» **The task**:
Below are records; count the lines in them that hold "title" and give only the count.

::::::::

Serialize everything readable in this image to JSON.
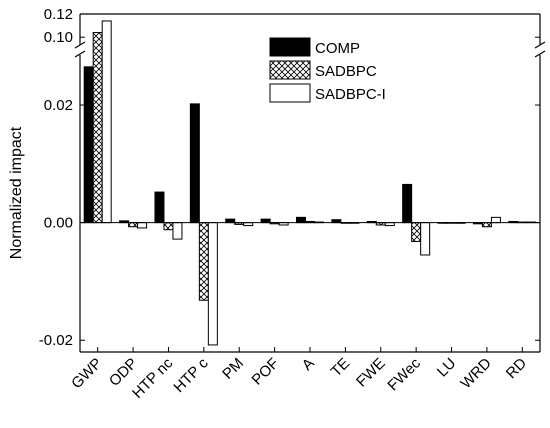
{
  "chart_data": {
    "type": "bar",
    "ylabel": "Normalized impact",
    "xlabel": "",
    "categories": [
      "GWP",
      "ODP",
      "HTP nc",
      "HTP c",
      "PM",
      "POF",
      "A",
      "TE",
      "FWE",
      "FWec",
      "LU",
      "WRD",
      "RD"
    ],
    "series": [
      {
        "name": "COMP",
        "fill": "solid",
        "color": "#000000",
        "values": [
          0.0265,
          0.0003,
          0.0052,
          0.0202,
          0.0006,
          0.0006,
          0.0009,
          0.0005,
          0.0002,
          0.0065,
          0.0,
          -0.0002,
          0.0002
        ]
      },
      {
        "name": "SADBPC",
        "fill": "crosshatch",
        "color": "#000000",
        "values": [
          0.104,
          -0.0007,
          -0.0012,
          -0.0132,
          -0.0003,
          -0.0002,
          0.0002,
          -0.0001,
          -0.0004,
          -0.0032,
          0.0,
          -0.0007,
          0.0001
        ]
      },
      {
        "name": "SADBPC-I",
        "fill": "white",
        "color": "#000000",
        "values": [
          0.114,
          -0.0009,
          -0.0028,
          -0.0208,
          -0.0005,
          -0.0004,
          0.0001,
          -0.0001,
          -0.0005,
          -0.0055,
          0.0,
          0.0009,
          0.0001
        ]
      }
    ],
    "y_axis": {
      "broken": true,
      "lower_range": [
        -0.022,
        0.028
      ],
      "upper_range": [
        0.095,
        0.12
      ],
      "ticks": [
        {
          "value": -0.02,
          "label": "-0.02"
        },
        {
          "value": 0.0,
          "label": "0.00"
        },
        {
          "value": 0.02,
          "label": "0.02"
        },
        {
          "value": 0.1,
          "label": "0.10"
        },
        {
          "value": 0.12,
          "label": "0.12"
        }
      ]
    },
    "legend": {
      "position": "top-right",
      "entries": [
        "COMP",
        "SADBPC",
        "SADBPC-I"
      ]
    },
    "grid": false
  }
}
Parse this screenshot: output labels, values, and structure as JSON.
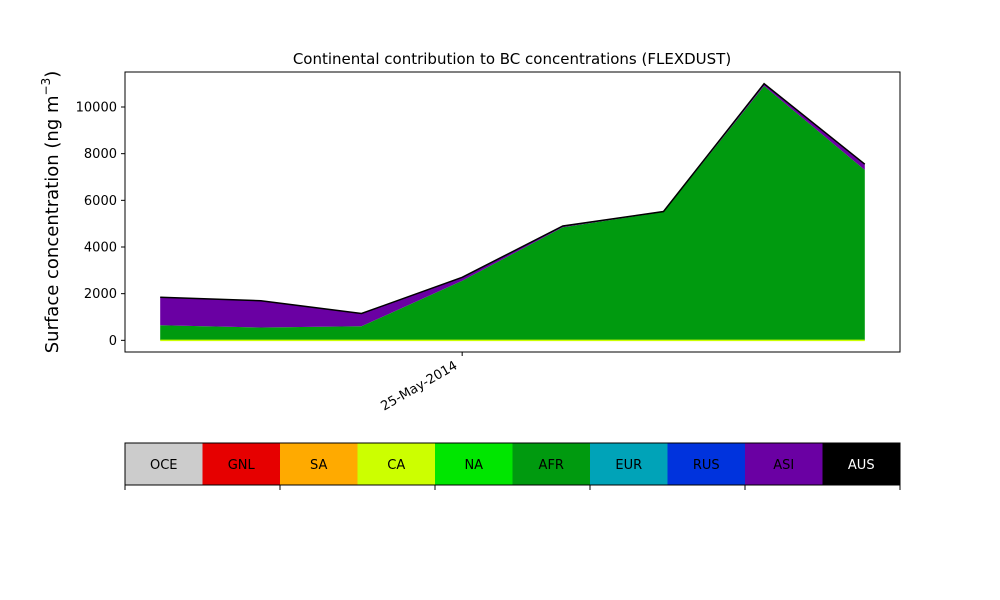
{
  "chart_data": {
    "type": "area",
    "stacked": true,
    "title": "Continental contribution to BC concentrations (FLEXDUST)",
    "ylabel_main": "Surface concentration (ng m",
    "ylabel_sup": "−3",
    "ylabel_close": ")",
    "ylim": [
      -500,
      11500
    ],
    "yticks": [
      0,
      2000,
      4000,
      6000,
      8000,
      10000
    ],
    "ytick_labels": [
      "0",
      "2000",
      "4000",
      "6000",
      "8000",
      "10000"
    ],
    "x": [
      0,
      1,
      2,
      3,
      4,
      5,
      6,
      7
    ],
    "xlim": [
      -0.35,
      7.35
    ],
    "xticks": [
      {
        "x": 3,
        "label": "25-May-2014"
      }
    ],
    "series": [
      {
        "name": "OCE",
        "color": "#cccccc",
        "values": [
          0,
          0,
          0,
          0,
          0,
          0,
          0,
          0
        ]
      },
      {
        "name": "GNL",
        "color": "#e60000",
        "values": [
          0,
          0,
          0,
          0,
          0,
          0,
          0,
          0
        ]
      },
      {
        "name": "SA",
        "color": "#ffaa00",
        "values": [
          0,
          0,
          0,
          0,
          0,
          0,
          0,
          0
        ]
      },
      {
        "name": "CA",
        "color": "#ccff00",
        "values": [
          0,
          0,
          0,
          0,
          0,
          0,
          0,
          0
        ]
      },
      {
        "name": "NA",
        "color": "#00e600",
        "values": [
          0,
          0,
          0,
          0,
          0,
          0,
          0,
          0
        ]
      },
      {
        "name": "AFR",
        "color": "#009a0f",
        "values": [
          650,
          550,
          600,
          2550,
          4850,
          5500,
          10900,
          7300
        ]
      },
      {
        "name": "EUR",
        "color": "#00a3b8",
        "values": [
          0,
          0,
          0,
          0,
          0,
          0,
          0,
          0
        ]
      },
      {
        "name": "RUS",
        "color": "#0033dd",
        "values": [
          0,
          0,
          0,
          0,
          0,
          0,
          0,
          0
        ]
      },
      {
        "name": "ASI",
        "color": "#6a00a3",
        "values": [
          1200,
          1150,
          550,
          150,
          50,
          20,
          100,
          250
        ]
      },
      {
        "name": "AUS",
        "color": "#000000",
        "values": [
          0,
          0,
          0,
          0,
          0,
          0,
          0,
          0
        ]
      }
    ]
  }
}
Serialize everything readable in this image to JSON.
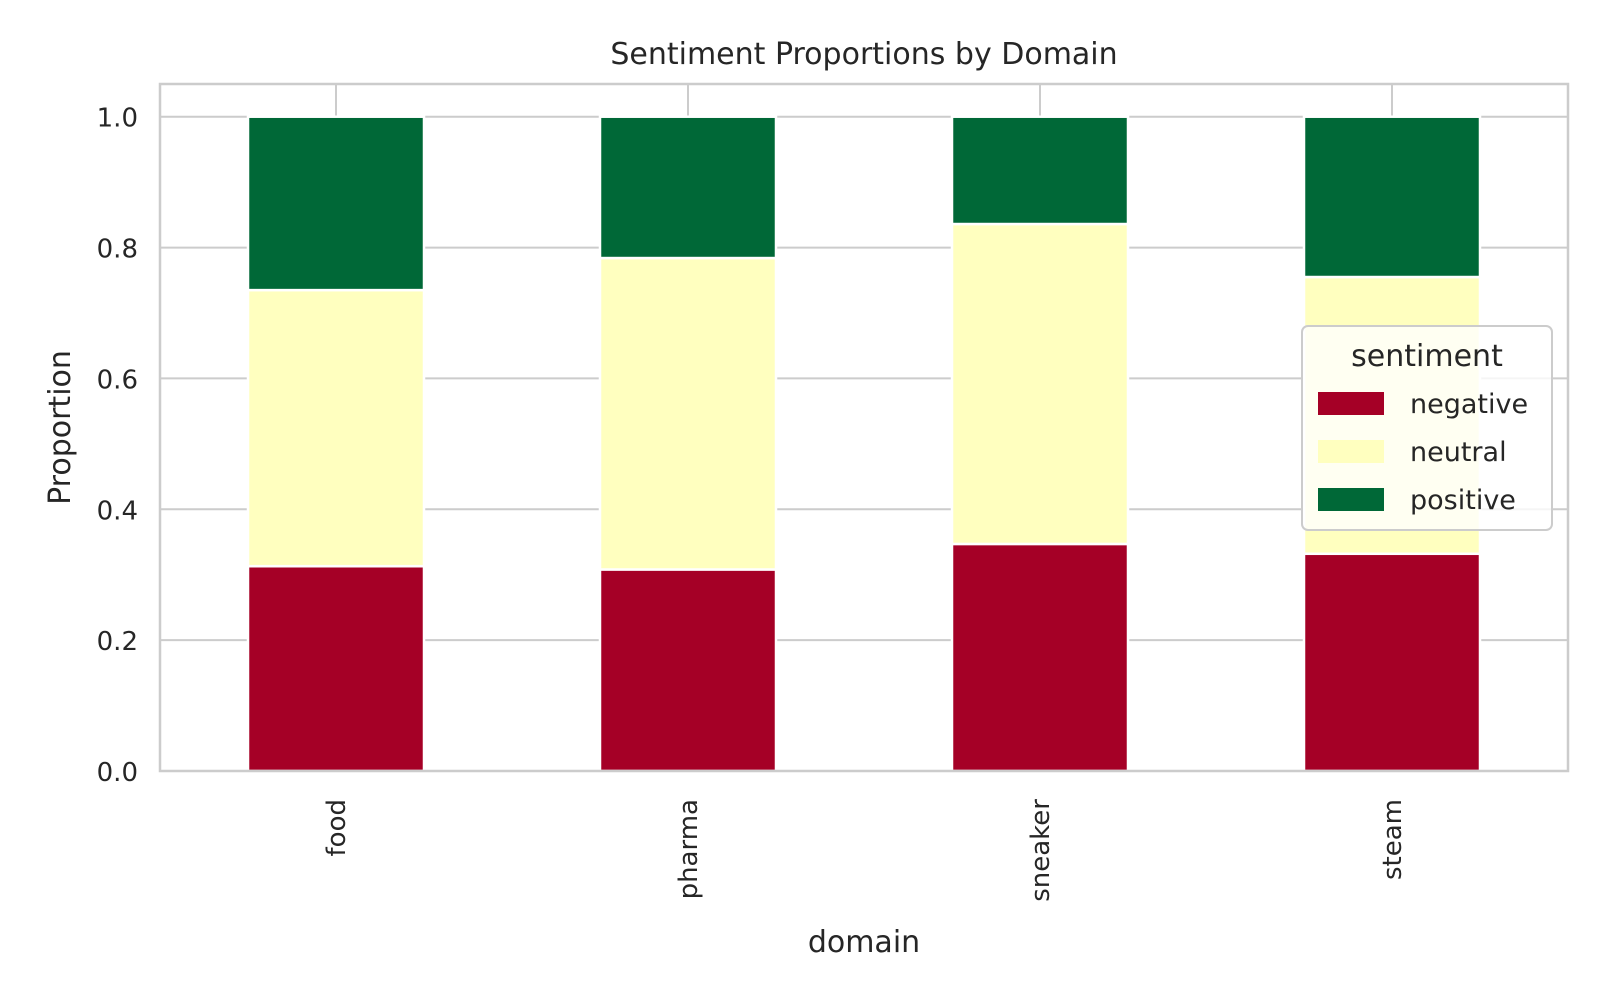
{
  "chart_data": {
    "type": "bar",
    "stacked": true,
    "title": "Sentiment Proportions by Domain",
    "xlabel": "domain",
    "ylabel": "Proportion",
    "categories": [
      "food",
      "pharma",
      "sneaker",
      "steam"
    ],
    "series": [
      {
        "name": "negative",
        "color": "#a50026",
        "values": [
          0.313,
          0.308,
          0.347,
          0.332
        ]
      },
      {
        "name": "neutral",
        "color": "#ffffbf",
        "values": [
          0.422,
          0.476,
          0.489,
          0.423
        ]
      },
      {
        "name": "positive",
        "color": "#006837",
        "values": [
          0.265,
          0.216,
          0.164,
          0.245
        ]
      }
    ],
    "ylim": [
      0,
      1.05
    ],
    "yticks": [
      "0.0",
      "0.2",
      "0.4",
      "0.6",
      "0.8",
      "1.0"
    ],
    "grid": true,
    "legend": {
      "title": "sentiment",
      "placement": "center-right"
    }
  }
}
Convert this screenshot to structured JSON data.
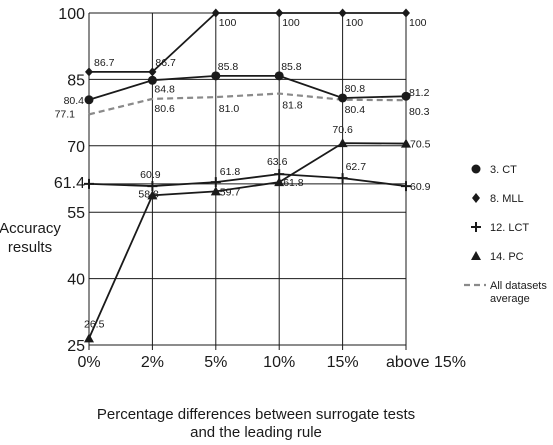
{
  "chart_data": {
    "type": "line",
    "xlabel": [
      "Percentage differences between surrogate tests",
      "and the leading rule"
    ],
    "ylabel": [
      "Accuracy",
      "results"
    ],
    "categories": [
      "0%",
      "2%",
      "5%",
      "10%",
      "15%",
      "above 15%"
    ],
    "y_ticks": [
      25,
      40,
      55,
      61.4,
      70,
      85,
      100
    ],
    "y_tick_labels": [
      "25",
      "40",
      "55",
      "61.4",
      "70",
      "85",
      "100"
    ],
    "ylim": [
      25,
      100
    ],
    "grid": true,
    "legend_position": "right",
    "series": [
      {
        "name": "3. CT",
        "marker": "circle",
        "values": [
          80.4,
          84.8,
          85.8,
          85.8,
          80.8,
          81.2
        ],
        "labels": [
          "80.4",
          "84.8",
          "85.8",
          "85.8",
          "80.8",
          "81.2"
        ]
      },
      {
        "name": "8. MLL",
        "marker": "diamond",
        "values": [
          86.7,
          86.7,
          100,
          100,
          100,
          100
        ],
        "labels": [
          "86.7",
          "86.7",
          "100",
          "100",
          "100",
          "100"
        ]
      },
      {
        "name": "12. LCT",
        "marker": "plus",
        "values": [
          61.4,
          60.9,
          61.8,
          63.6,
          62.7,
          60.9
        ],
        "labels": [
          "",
          "60.9",
          "61.8",
          "63.6",
          "62.7",
          "60.9"
        ]
      },
      {
        "name": "14. PC",
        "marker": "triangle",
        "values": [
          26.5,
          58.8,
          59.7,
          61.8,
          70.6,
          70.5
        ],
        "labels": [
          "26.5",
          "58.8",
          "59.7",
          "61.8",
          "70.6",
          "70.5"
        ]
      },
      {
        "name": "All datasets average",
        "marker": "dashed",
        "values": [
          77.1,
          80.6,
          81.0,
          81.8,
          80.4,
          80.3
        ],
        "labels": [
          "77.1",
          "80.6",
          "81.0",
          "81.8",
          "80.4",
          "80.3"
        ]
      }
    ],
    "legend_labels": {
      "ct": "3. CT",
      "mll": "8. MLL",
      "lct": "12. LCT",
      "pc": "14. PC",
      "avg": [
        "All datasets",
        "average"
      ]
    }
  }
}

::::::::

» **Full answer**:
3